TESTO DA LEGGERE ->
══════

E ancora una volta emerge spiccatamente la creatività femminile come protagonista tematica e/o attoriale: Bérénice, appunto, Medea, Camille Claudel, la coreografa Elena Boillat, la polacca Gosia Wdowik che con She was a friend of someone else affronta la sparizione di diritti acquisiti: nel suo paese l’aborto è diventato illegale (e, aggiungiamo, basta vedere cosa sta succedendo in diversi stati degli USA). E donne sono presenti anche in altri lavori di “coppia” o collettivi.

La Medea di Elena Cotugno (Teatro dei Borgia) riscrive il mito greco alla luce della questione migratoria (una interpretazione non nuova) ma anche del fenomeno delle donne diventate schiave nel racket della prostituzione: vittime sempre dei medesimi processi: reclutamento, debito, ricatto.

Tra le altre proposte: La vie secrète des vieux di Mohamed El Khatib porta in scena un gruppo di persone anziane (tra i 76 e i 102 anni!) che parleranno di storie d’amore. L’autore ha raccolto testimonianze di persone dalle differenti provenienze e i loro racconti di “esperienze romantiche”, rompendo un tabù socialmente consolidato, sia a livello pubblico, sia a livello privato, familiare: fino a che età si ha il diritto di innamorarsi e di avere desideri sessuali?

══════

CONSEGNA 1 ->
Rispondi a queste domande in base al testo da leggere:
(a) In quale paese l'aborto è diventato illegale?
(b) Quale compagnia compare tra parentesi accanto alla Medea di Elena Cotugno?
(c) Che età hanno le persone anziane portate in scena in La vie secrète des vieux?
CONSEGNA 2 -> Traduci in inglese questa frase del testo da leggere: "La Medea di Elena Cotugno (Teatro dei Borgia) riscrive il mito greco alla luce della questione migratoria (una interpretazione non nuova) ma anche del fenomeno delle donne diventate schiave nel racket della prostituzione: vittime sempre dei medesimi processi: reclutamento, debito, ricatto."
CONSEGNA 3 -> Nella prima frase del testo da leggere, la creatività femminile viene illustrata con una serie di nomi dopo i due punti. Elencali tutti.

══════

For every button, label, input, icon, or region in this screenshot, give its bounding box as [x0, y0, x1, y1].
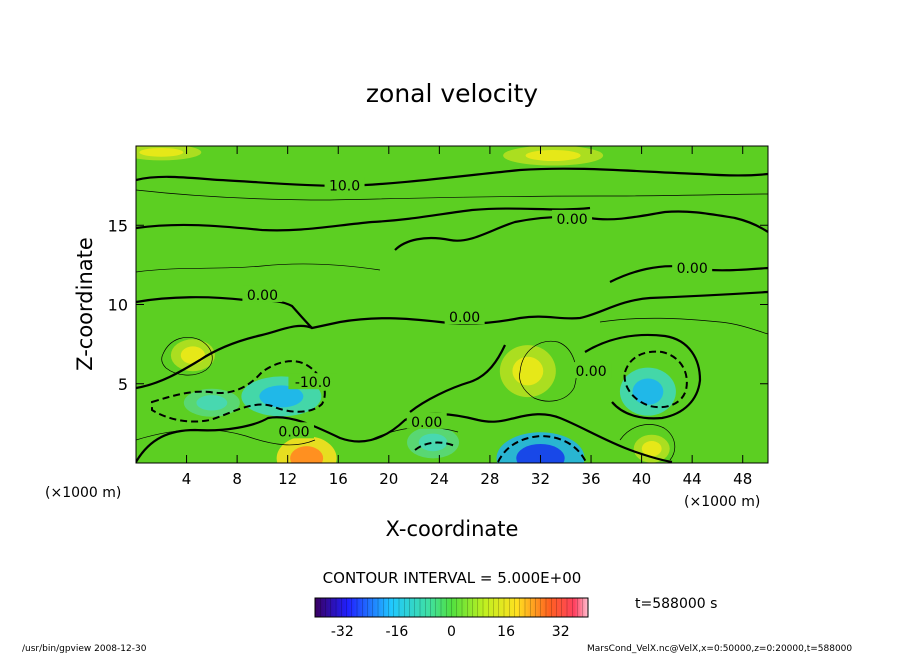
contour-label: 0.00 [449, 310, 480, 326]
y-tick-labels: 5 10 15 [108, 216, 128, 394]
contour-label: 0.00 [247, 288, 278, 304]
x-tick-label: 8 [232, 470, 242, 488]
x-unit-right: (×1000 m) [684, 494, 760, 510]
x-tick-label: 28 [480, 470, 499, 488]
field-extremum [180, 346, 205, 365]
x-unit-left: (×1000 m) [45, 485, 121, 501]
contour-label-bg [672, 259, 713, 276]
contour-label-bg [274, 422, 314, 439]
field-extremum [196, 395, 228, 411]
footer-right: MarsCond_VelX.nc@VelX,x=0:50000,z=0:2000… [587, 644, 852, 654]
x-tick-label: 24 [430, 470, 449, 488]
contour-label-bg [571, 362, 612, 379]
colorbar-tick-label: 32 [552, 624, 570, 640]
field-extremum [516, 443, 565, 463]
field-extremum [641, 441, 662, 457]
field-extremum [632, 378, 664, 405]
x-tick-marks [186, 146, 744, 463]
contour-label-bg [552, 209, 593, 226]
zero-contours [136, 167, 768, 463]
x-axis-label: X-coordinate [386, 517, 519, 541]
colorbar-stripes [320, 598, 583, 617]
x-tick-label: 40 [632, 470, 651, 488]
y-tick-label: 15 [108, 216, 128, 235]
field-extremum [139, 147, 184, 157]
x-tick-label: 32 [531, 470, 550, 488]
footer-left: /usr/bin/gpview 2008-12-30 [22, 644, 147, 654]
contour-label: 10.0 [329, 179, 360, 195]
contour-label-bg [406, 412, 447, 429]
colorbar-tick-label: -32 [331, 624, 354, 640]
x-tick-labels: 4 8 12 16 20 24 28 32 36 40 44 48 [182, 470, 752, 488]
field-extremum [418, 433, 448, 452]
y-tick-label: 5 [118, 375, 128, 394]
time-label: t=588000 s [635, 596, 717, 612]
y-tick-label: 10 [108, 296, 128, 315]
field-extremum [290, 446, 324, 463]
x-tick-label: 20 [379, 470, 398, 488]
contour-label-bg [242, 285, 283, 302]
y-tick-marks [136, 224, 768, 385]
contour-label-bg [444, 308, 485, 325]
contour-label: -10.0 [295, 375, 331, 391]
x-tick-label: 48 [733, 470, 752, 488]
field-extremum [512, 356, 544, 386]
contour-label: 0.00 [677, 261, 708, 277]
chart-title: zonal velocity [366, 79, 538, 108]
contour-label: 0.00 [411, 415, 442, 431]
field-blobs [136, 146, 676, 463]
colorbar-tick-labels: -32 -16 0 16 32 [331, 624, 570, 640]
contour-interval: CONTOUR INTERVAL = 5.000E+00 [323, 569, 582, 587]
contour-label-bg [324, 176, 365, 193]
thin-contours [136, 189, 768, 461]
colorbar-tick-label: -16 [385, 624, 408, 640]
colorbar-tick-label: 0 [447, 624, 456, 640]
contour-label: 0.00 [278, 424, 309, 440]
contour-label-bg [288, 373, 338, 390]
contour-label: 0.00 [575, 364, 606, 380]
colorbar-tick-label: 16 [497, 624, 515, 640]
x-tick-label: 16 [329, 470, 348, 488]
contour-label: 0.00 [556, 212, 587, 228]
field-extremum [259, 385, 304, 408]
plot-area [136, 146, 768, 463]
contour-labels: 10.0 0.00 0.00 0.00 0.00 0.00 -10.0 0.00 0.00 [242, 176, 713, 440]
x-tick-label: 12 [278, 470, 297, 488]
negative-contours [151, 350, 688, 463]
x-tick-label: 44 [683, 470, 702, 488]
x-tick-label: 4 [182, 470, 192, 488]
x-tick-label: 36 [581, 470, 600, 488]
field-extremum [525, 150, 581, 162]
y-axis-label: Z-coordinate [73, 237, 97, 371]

══════

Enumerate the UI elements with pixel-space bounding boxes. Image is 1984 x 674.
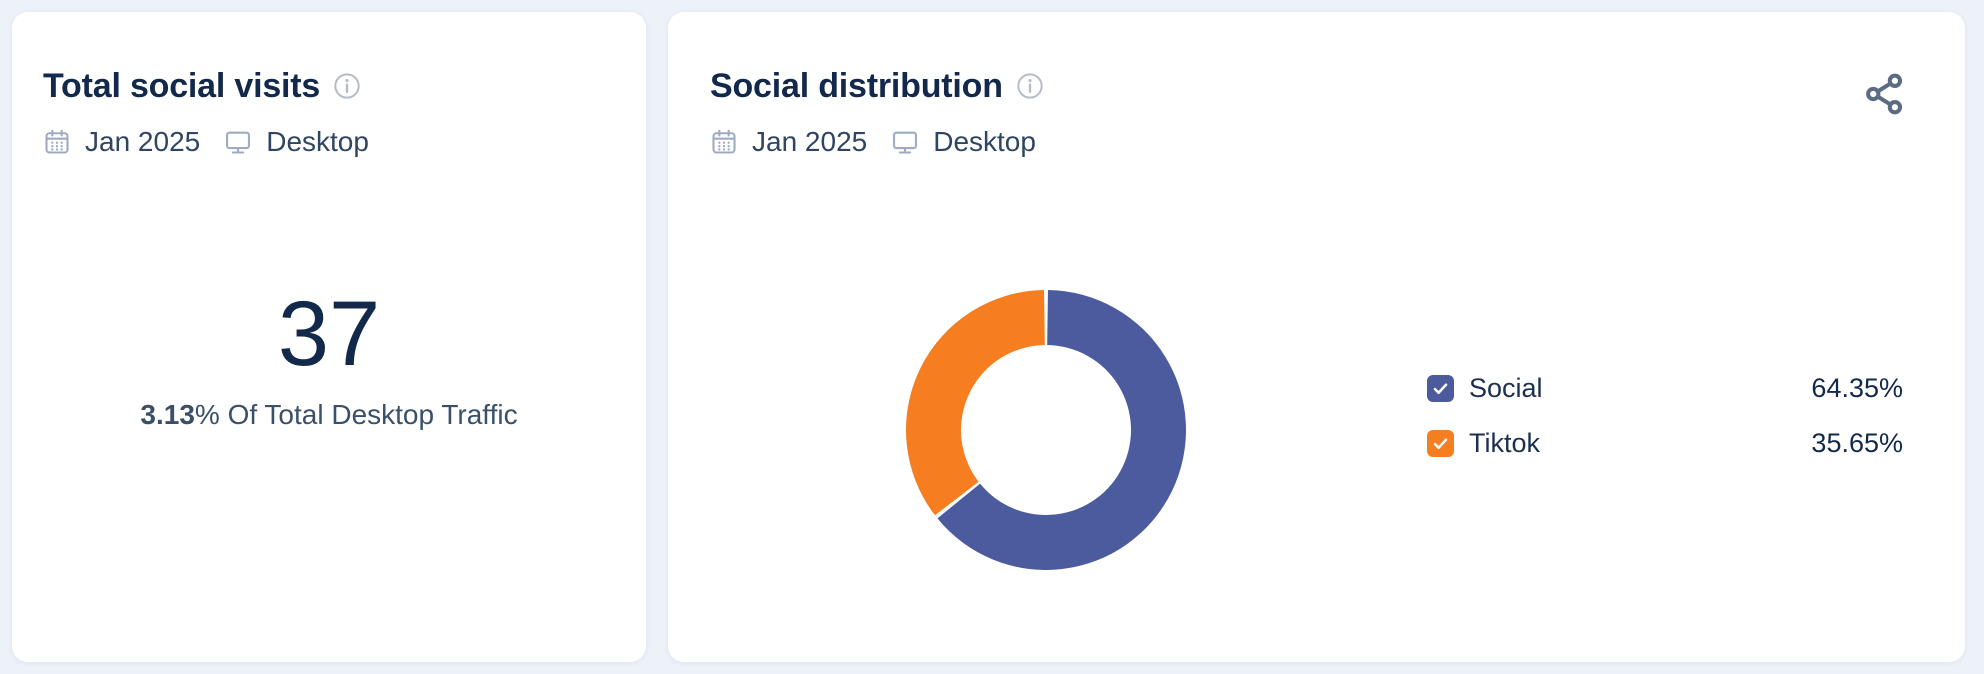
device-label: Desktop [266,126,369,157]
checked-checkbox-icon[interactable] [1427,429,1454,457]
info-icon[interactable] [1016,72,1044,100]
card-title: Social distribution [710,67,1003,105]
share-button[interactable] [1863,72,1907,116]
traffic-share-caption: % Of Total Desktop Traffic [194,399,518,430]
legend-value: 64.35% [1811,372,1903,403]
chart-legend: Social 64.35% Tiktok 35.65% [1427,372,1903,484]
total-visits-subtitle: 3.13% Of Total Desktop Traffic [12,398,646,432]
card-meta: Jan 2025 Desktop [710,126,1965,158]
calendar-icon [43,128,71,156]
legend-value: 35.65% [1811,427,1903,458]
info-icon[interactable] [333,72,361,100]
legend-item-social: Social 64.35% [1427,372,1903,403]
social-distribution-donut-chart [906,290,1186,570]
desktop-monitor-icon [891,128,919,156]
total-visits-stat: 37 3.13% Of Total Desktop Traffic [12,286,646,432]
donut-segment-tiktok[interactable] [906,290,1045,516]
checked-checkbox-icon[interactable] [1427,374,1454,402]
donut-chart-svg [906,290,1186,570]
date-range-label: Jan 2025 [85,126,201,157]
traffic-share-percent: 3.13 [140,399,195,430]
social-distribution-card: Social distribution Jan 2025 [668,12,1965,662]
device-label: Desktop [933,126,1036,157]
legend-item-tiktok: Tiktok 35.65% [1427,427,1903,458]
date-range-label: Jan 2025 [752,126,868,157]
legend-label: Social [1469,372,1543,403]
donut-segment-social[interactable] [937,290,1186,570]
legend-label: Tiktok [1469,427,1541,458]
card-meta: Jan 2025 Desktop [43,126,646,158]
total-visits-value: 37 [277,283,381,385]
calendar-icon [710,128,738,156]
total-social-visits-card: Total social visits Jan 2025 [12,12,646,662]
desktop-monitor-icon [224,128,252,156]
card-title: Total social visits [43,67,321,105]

══════

RISPOSTA CORRETTA 1 ->
(a) In Polonia, il paese di Gosia Wdowik.
(b) Il Teatro dei Borgia.
(c) Tra i 76 e i 102 anni.

RISPOSTA CORRETTA 2 -> Elena Cotugno's Medea (Teatro dei Borgia) rewrites the Greek myth in light of the migration issue (not a new interpretation) but also of the phenomenon of women who have become slaves in the prostitution racket: victims always of the same processes: recruitment, debt, blackmail.

RISPOSTA CORRETTA 3 -> Bérénice, Medea, Camille Claudel, Elena Boillat, Gosia Wdowik.